BEGIN PROVIDED MATERIAL

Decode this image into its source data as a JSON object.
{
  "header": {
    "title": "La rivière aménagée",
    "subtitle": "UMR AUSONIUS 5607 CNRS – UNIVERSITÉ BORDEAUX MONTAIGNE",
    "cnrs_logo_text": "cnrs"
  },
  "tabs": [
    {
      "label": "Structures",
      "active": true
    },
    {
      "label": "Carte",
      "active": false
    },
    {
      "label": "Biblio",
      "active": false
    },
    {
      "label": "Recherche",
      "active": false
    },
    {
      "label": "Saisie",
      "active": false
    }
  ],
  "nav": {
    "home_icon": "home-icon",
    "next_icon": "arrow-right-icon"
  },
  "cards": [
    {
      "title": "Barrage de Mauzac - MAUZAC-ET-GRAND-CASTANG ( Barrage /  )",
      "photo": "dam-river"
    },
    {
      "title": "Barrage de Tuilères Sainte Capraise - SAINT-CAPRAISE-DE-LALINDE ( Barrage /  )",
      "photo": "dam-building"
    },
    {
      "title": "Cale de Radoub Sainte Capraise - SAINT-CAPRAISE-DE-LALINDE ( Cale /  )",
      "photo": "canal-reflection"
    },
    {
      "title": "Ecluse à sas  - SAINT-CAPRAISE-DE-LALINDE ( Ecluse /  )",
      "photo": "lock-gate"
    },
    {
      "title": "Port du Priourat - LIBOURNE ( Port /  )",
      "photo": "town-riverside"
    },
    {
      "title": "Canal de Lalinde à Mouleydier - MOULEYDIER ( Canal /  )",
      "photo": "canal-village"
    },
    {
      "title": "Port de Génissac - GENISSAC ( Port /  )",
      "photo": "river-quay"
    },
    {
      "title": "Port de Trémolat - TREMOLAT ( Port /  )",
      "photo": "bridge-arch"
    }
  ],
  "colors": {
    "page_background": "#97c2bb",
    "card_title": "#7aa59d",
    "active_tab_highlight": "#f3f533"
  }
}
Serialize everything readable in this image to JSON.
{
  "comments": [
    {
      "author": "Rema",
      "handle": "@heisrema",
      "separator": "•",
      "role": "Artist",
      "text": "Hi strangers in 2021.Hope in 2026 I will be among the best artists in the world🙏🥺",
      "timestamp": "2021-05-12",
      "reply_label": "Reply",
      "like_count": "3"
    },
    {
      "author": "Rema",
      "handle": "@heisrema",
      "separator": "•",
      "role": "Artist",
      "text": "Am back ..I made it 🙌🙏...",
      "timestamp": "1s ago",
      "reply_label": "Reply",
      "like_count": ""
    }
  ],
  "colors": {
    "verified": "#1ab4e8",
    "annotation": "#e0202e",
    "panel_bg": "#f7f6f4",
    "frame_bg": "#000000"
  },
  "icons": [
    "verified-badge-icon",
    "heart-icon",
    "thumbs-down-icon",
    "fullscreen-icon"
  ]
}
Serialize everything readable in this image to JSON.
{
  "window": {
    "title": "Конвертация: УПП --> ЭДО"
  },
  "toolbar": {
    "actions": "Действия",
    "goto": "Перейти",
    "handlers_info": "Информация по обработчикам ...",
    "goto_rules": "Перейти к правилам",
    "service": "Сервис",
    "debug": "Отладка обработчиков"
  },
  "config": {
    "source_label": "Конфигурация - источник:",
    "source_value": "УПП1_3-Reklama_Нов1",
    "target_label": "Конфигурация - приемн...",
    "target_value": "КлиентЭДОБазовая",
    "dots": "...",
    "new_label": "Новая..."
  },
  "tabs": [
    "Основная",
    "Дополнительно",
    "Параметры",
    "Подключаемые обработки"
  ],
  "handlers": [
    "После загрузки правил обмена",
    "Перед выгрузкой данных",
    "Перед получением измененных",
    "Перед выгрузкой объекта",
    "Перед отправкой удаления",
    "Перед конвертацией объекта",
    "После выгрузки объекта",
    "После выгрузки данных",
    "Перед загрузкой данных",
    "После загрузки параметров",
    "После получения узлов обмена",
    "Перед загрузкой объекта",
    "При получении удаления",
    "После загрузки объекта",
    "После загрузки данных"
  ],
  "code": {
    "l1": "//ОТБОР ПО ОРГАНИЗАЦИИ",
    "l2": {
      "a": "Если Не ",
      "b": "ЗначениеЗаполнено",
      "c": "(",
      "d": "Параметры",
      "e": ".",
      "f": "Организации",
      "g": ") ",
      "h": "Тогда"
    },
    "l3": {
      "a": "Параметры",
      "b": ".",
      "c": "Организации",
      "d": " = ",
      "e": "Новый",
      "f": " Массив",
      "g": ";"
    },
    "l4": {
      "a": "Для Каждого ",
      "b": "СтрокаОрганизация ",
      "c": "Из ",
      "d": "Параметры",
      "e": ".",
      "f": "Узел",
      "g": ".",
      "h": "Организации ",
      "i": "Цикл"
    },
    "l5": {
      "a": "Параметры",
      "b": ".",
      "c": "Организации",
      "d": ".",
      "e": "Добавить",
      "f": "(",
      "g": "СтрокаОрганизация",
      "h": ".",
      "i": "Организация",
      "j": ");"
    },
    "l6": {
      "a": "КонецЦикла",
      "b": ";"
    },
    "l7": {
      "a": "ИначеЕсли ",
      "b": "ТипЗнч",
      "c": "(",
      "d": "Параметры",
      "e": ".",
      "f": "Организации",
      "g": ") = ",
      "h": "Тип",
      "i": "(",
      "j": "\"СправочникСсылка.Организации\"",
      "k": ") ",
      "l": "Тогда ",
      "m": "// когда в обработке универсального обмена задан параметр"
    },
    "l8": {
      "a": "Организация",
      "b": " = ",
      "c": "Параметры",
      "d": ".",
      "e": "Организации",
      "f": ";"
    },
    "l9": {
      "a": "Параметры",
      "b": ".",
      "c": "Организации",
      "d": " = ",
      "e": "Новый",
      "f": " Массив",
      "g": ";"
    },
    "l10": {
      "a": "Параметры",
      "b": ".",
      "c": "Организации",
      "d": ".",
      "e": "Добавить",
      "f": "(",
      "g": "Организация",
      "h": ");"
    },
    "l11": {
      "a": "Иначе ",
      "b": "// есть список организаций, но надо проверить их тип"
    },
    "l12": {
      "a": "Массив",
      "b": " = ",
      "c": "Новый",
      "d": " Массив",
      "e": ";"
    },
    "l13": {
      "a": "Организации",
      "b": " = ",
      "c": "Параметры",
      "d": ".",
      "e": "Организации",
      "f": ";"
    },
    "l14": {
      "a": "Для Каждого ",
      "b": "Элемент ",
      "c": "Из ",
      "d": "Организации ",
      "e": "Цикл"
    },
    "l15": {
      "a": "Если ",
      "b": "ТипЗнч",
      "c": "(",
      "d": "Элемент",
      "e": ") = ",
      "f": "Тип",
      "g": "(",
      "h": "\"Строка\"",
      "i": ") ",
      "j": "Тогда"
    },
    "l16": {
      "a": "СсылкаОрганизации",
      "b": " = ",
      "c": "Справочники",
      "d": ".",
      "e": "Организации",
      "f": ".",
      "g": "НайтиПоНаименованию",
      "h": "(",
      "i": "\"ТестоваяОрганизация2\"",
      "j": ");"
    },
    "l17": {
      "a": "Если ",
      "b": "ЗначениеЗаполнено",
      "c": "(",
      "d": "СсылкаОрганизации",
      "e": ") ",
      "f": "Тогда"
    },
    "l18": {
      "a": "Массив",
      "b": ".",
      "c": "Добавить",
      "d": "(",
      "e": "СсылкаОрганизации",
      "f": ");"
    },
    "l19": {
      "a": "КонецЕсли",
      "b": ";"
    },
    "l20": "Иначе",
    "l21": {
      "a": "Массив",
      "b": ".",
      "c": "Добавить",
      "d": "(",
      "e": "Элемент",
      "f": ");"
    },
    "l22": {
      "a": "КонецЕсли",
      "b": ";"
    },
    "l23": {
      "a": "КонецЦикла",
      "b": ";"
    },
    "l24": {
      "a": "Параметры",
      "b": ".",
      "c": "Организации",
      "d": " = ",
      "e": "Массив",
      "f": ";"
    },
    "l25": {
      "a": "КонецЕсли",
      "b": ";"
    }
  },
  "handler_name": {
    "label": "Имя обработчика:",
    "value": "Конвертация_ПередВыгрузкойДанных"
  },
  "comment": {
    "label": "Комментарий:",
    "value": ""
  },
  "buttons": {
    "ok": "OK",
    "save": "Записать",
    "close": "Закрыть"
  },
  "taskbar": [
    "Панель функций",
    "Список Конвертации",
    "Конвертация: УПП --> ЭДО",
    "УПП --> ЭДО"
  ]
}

END PROVIDED MATERIAL

Copy each line in the data that holds the word "загрузки".

    "После загрузки правил обмена",
    "После загрузки параметров",
    "После загрузки объекта",
    "После загрузки данных"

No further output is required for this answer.